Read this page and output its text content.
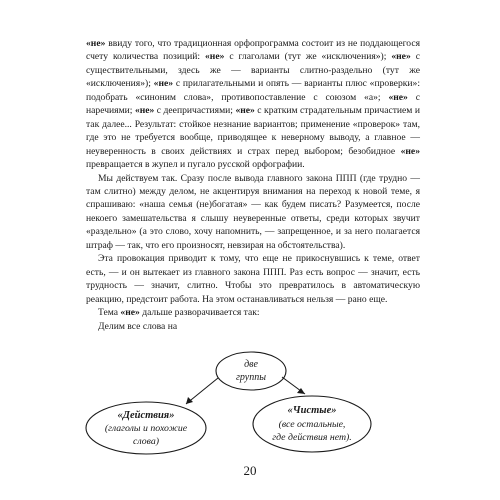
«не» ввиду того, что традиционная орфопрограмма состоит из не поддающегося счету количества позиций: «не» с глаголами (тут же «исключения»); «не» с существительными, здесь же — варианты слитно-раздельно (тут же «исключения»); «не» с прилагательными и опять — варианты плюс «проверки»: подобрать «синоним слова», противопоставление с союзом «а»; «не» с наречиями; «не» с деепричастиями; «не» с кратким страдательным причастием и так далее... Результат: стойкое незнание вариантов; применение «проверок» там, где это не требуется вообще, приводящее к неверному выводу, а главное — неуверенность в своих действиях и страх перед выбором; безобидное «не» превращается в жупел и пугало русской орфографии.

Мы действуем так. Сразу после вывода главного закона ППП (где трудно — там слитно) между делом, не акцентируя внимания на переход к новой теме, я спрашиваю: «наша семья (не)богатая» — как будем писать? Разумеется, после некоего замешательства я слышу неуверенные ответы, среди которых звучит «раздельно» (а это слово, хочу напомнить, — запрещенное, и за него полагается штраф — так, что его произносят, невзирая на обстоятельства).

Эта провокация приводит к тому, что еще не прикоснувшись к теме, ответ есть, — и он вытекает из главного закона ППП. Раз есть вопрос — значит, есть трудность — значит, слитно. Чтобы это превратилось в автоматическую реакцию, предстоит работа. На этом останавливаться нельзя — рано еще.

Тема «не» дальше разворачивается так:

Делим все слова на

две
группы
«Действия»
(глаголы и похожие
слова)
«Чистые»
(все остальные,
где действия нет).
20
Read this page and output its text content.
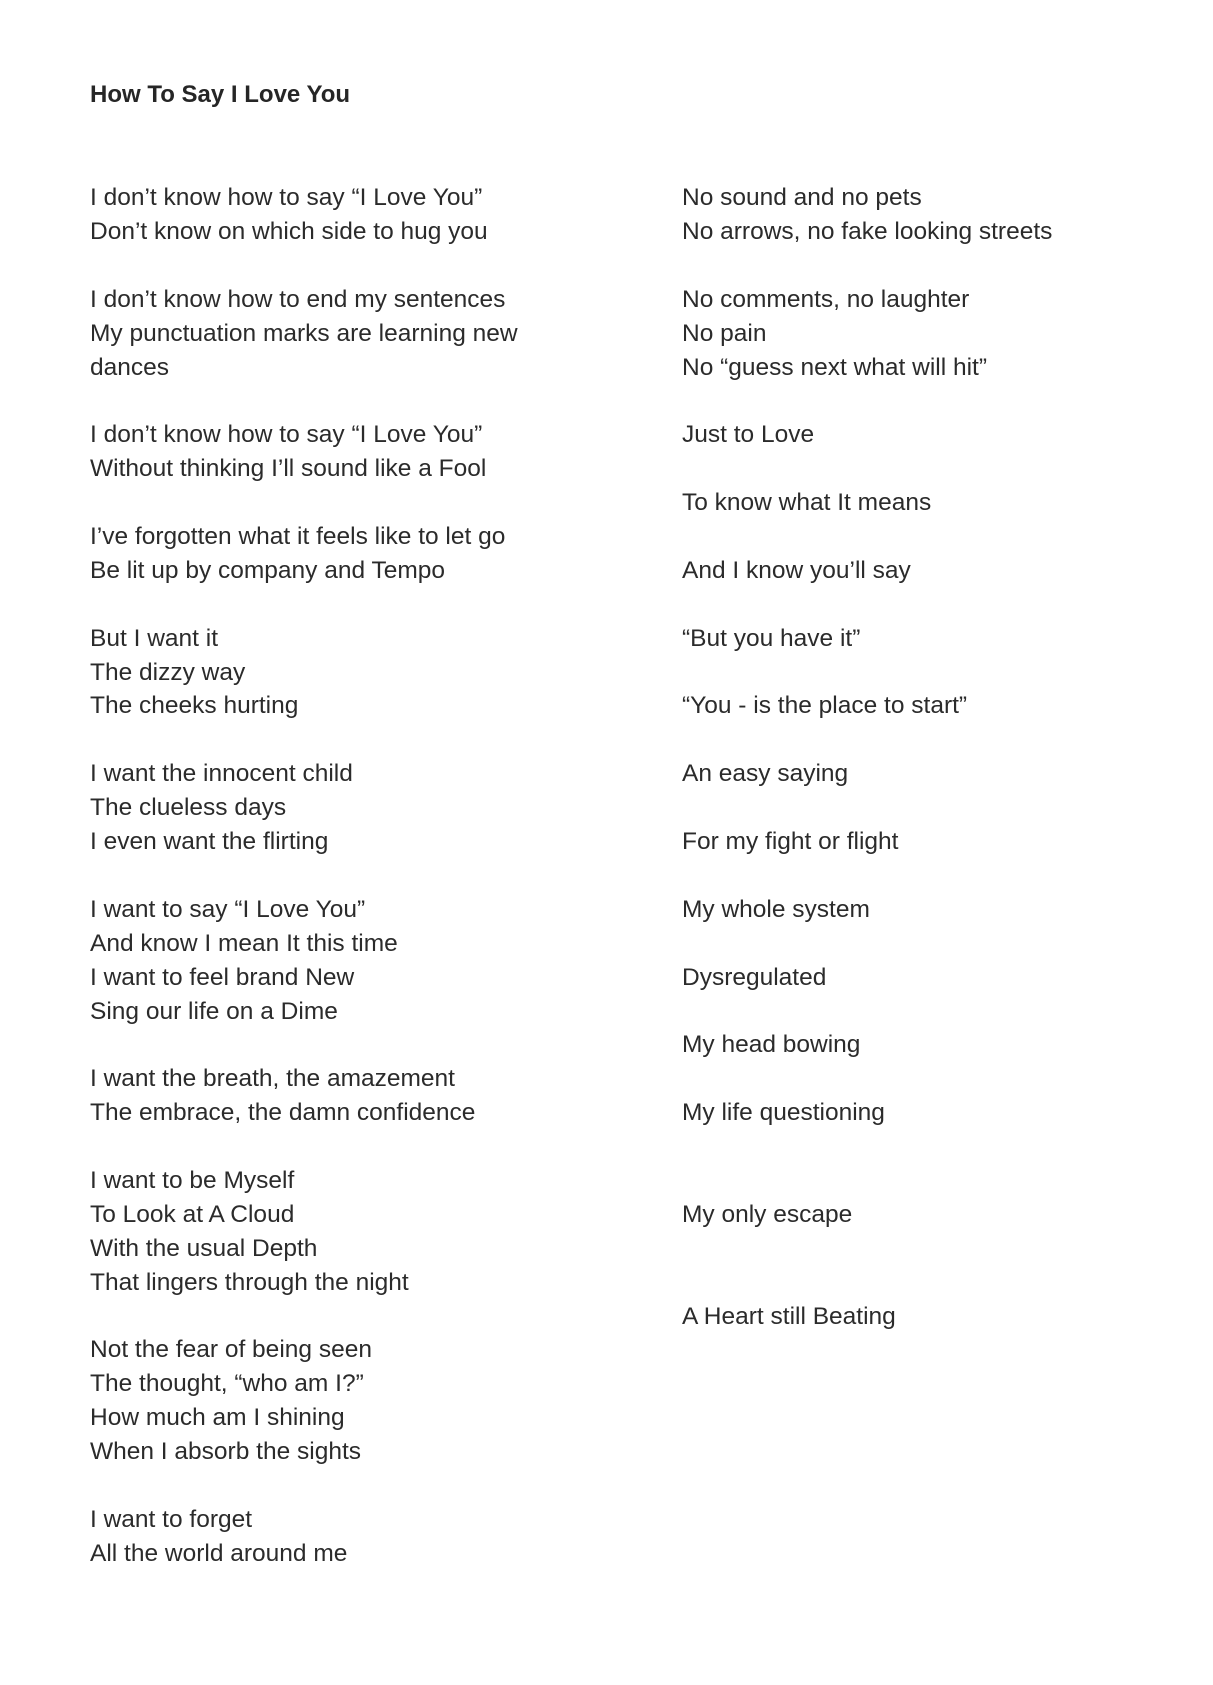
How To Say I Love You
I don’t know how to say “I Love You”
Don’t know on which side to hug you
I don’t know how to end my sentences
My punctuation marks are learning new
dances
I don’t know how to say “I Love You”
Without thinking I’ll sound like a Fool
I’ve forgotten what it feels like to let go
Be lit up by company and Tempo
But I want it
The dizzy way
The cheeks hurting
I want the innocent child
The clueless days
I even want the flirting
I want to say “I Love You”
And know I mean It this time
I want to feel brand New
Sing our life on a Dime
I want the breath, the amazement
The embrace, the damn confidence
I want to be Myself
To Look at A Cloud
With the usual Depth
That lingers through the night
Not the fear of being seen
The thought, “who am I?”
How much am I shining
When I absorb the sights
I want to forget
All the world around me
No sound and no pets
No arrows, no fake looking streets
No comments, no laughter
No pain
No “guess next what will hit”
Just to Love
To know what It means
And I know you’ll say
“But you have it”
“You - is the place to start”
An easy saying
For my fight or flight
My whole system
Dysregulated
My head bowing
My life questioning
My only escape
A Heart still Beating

^^^^

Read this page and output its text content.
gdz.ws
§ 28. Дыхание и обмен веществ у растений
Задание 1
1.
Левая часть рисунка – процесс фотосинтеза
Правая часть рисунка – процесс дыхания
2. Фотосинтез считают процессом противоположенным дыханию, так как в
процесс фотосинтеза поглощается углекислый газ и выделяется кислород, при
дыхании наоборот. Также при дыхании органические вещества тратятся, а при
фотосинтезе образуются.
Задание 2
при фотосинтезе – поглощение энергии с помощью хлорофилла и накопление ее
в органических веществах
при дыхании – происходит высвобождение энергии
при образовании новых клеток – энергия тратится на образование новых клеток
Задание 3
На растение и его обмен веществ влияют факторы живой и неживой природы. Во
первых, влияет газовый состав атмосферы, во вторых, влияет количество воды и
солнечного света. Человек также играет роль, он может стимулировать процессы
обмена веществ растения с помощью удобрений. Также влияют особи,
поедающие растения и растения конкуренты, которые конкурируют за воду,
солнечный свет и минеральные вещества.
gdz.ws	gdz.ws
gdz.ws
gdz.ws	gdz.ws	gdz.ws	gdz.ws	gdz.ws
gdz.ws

^^^^

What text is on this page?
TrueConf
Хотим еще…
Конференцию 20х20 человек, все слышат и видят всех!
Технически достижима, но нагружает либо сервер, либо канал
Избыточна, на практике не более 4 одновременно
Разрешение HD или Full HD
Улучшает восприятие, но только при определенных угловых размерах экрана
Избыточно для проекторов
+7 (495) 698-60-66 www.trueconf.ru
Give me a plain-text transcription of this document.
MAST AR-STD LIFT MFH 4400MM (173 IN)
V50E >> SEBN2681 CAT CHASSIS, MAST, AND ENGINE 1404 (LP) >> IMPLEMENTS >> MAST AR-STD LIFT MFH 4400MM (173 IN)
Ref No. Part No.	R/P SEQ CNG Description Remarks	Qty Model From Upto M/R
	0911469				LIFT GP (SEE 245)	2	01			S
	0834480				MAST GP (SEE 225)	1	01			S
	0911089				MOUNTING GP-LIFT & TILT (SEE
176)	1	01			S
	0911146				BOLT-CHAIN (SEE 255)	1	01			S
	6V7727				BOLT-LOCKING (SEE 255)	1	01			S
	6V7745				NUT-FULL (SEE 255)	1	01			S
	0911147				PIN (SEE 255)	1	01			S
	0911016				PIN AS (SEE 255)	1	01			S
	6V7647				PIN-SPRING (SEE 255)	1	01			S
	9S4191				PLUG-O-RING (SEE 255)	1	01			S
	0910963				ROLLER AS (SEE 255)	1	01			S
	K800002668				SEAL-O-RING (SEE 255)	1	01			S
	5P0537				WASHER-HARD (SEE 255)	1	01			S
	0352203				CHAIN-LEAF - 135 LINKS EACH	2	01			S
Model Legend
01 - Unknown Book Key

^^^^

**To be done:** Work out how many lines in the records above contain the word "помощью", and reply with that number alone.

**Final answer:** 2